### Exercise
Keep only the lines that hold the string "στον", filtering out the rest of the entries below.

### Recorded information
──────

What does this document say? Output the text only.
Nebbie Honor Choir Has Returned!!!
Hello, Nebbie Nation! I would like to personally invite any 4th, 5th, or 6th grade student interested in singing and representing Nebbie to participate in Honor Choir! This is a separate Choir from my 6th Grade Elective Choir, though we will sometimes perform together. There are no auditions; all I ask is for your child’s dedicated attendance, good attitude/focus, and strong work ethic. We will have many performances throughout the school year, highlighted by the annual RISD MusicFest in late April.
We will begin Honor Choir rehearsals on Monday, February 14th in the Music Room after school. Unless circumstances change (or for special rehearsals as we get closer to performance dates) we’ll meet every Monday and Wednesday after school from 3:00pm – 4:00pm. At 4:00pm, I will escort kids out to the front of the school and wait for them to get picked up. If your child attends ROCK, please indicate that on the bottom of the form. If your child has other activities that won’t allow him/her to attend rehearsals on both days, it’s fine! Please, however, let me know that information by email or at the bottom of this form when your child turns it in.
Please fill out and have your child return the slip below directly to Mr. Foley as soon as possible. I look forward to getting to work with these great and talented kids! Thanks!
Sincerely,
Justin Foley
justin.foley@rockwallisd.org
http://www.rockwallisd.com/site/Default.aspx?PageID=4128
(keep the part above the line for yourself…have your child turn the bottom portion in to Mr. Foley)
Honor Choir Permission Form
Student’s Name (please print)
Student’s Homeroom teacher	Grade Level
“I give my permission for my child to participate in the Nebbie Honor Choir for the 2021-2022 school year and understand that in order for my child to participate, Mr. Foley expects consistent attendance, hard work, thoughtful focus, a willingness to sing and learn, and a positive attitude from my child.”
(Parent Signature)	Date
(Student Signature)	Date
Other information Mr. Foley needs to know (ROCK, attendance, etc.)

──────

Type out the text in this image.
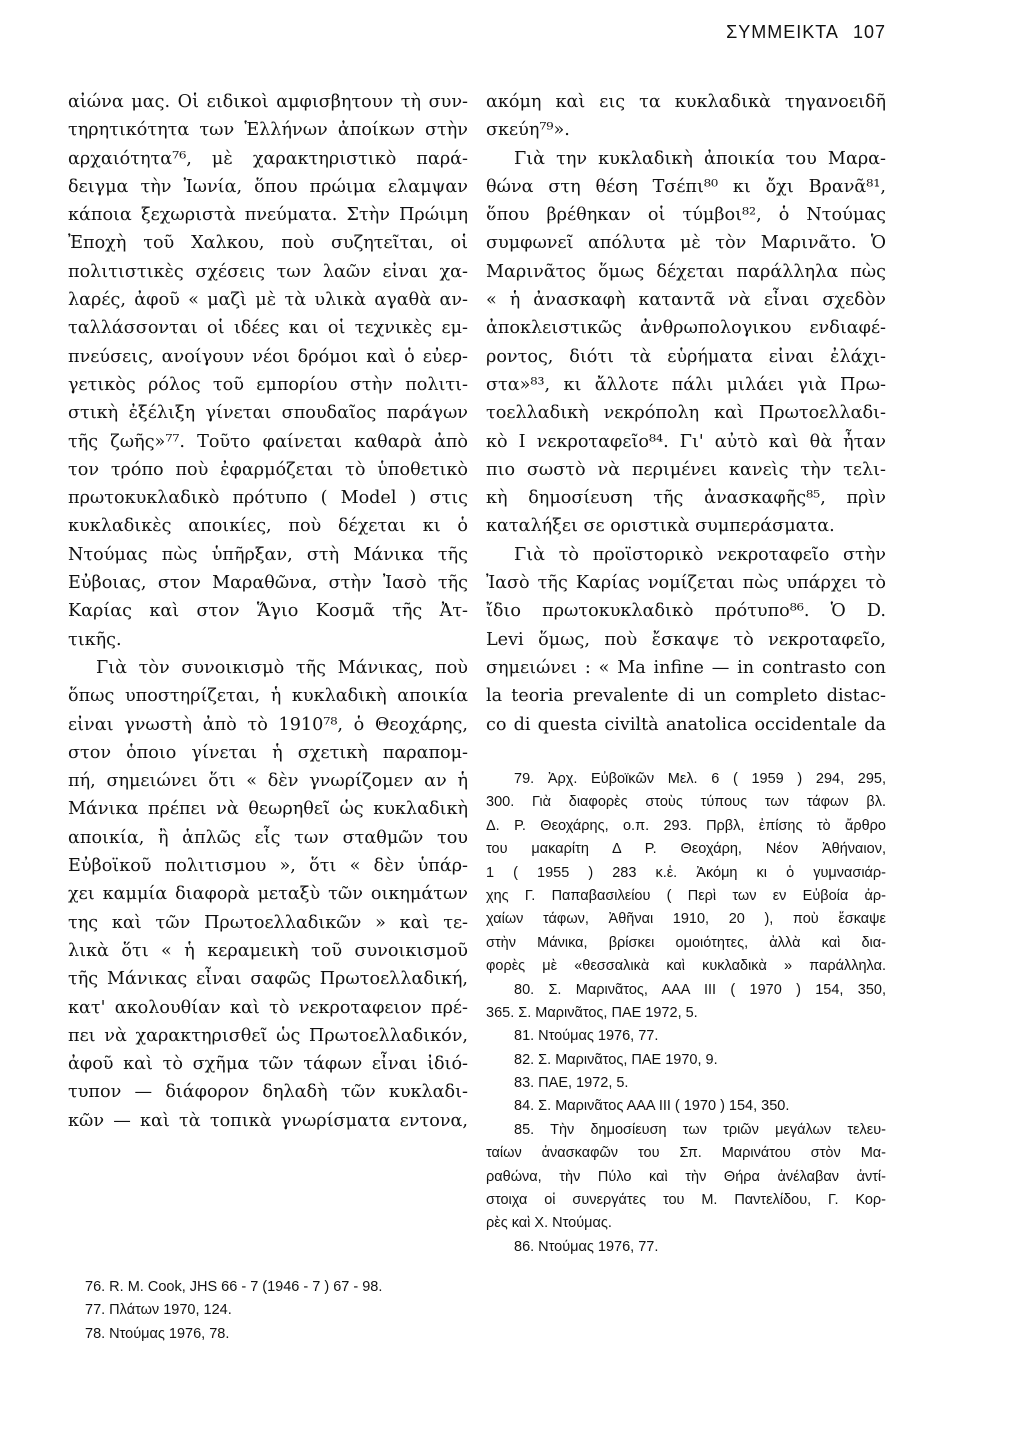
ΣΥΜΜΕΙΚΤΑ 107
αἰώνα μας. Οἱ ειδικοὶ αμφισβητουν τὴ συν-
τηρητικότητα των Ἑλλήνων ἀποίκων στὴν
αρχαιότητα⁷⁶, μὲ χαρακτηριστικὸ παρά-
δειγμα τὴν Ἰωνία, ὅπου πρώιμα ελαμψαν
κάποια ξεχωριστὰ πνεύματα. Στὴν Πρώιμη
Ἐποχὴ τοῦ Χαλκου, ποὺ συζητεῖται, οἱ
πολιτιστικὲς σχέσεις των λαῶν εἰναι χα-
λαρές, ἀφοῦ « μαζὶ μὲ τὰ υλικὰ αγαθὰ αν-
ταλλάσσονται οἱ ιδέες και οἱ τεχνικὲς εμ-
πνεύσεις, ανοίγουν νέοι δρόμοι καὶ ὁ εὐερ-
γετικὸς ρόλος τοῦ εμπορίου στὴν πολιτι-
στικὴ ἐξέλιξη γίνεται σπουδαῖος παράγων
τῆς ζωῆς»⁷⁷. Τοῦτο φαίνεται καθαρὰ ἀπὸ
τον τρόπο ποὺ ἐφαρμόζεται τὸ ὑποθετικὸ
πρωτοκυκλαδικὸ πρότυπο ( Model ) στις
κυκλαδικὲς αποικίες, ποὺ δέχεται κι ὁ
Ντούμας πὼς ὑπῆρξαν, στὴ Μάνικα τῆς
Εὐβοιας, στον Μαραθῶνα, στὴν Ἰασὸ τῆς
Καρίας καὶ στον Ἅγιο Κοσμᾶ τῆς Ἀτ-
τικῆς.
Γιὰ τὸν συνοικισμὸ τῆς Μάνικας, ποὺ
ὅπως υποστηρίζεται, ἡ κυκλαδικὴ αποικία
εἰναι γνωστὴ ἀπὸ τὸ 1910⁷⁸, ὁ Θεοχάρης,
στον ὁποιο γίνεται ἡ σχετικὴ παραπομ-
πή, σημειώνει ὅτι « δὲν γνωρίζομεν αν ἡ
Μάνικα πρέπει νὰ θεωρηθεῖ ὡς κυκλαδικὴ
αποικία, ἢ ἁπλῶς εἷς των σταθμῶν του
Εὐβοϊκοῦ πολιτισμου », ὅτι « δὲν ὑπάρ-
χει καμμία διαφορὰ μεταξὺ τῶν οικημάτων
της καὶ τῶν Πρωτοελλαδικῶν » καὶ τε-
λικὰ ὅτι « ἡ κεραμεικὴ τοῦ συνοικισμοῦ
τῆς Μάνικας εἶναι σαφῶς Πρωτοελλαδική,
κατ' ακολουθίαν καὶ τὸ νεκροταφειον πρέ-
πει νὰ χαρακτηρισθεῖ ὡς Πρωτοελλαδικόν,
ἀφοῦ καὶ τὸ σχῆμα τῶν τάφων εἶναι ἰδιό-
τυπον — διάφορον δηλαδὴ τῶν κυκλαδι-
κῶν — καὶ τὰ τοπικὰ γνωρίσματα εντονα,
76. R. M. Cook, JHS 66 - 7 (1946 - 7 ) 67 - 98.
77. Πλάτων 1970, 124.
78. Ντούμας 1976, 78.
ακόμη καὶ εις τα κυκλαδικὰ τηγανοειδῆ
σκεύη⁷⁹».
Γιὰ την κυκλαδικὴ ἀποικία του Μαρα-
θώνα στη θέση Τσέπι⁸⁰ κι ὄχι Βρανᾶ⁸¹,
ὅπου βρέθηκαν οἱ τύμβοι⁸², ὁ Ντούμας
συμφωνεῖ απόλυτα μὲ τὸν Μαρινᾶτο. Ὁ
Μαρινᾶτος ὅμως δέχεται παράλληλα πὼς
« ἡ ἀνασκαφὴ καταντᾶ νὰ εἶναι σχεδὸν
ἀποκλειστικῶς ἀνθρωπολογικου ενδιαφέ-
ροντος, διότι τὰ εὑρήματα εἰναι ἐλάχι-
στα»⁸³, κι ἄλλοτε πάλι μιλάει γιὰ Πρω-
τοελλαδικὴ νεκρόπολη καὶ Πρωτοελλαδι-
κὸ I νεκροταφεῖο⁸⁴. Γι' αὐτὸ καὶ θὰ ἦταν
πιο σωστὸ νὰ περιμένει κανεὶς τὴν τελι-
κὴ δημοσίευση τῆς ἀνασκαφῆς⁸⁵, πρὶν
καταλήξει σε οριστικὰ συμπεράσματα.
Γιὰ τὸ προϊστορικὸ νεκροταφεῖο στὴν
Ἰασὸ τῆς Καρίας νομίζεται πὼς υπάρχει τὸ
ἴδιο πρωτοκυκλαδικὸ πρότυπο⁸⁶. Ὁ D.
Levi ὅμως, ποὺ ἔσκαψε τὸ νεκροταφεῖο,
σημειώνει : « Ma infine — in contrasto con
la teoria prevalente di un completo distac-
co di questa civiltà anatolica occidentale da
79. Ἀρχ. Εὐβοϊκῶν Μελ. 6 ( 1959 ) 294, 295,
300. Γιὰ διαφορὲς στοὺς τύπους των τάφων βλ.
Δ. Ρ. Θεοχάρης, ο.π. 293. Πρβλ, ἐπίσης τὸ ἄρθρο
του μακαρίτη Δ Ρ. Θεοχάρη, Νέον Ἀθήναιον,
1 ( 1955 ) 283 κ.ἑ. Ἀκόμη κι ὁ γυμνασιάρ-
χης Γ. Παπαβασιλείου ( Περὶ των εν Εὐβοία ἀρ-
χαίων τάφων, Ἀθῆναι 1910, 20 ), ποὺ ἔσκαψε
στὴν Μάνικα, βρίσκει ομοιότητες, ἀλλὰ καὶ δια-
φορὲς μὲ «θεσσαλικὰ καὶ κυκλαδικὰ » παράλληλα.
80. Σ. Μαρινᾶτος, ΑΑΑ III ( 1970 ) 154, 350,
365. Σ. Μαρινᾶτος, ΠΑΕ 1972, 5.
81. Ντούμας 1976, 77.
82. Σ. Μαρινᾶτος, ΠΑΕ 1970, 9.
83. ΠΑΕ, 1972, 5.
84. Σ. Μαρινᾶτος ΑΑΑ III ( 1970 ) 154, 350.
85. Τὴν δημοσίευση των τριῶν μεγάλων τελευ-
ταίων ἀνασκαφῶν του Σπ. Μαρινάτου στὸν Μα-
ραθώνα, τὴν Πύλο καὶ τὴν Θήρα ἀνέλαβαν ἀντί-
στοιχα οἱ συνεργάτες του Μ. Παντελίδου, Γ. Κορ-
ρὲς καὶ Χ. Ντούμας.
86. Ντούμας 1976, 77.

──────

### Final answer
Εὐβοιας, στον Μαραθῶνα, στὴν Ἰασὸ τῆς
Καρίας καὶ στον Ἅγιο Κοσμᾶ τῆς Ἀτ-
στον ὁποιο γίνεται ἡ σχετικὴ παραπομ-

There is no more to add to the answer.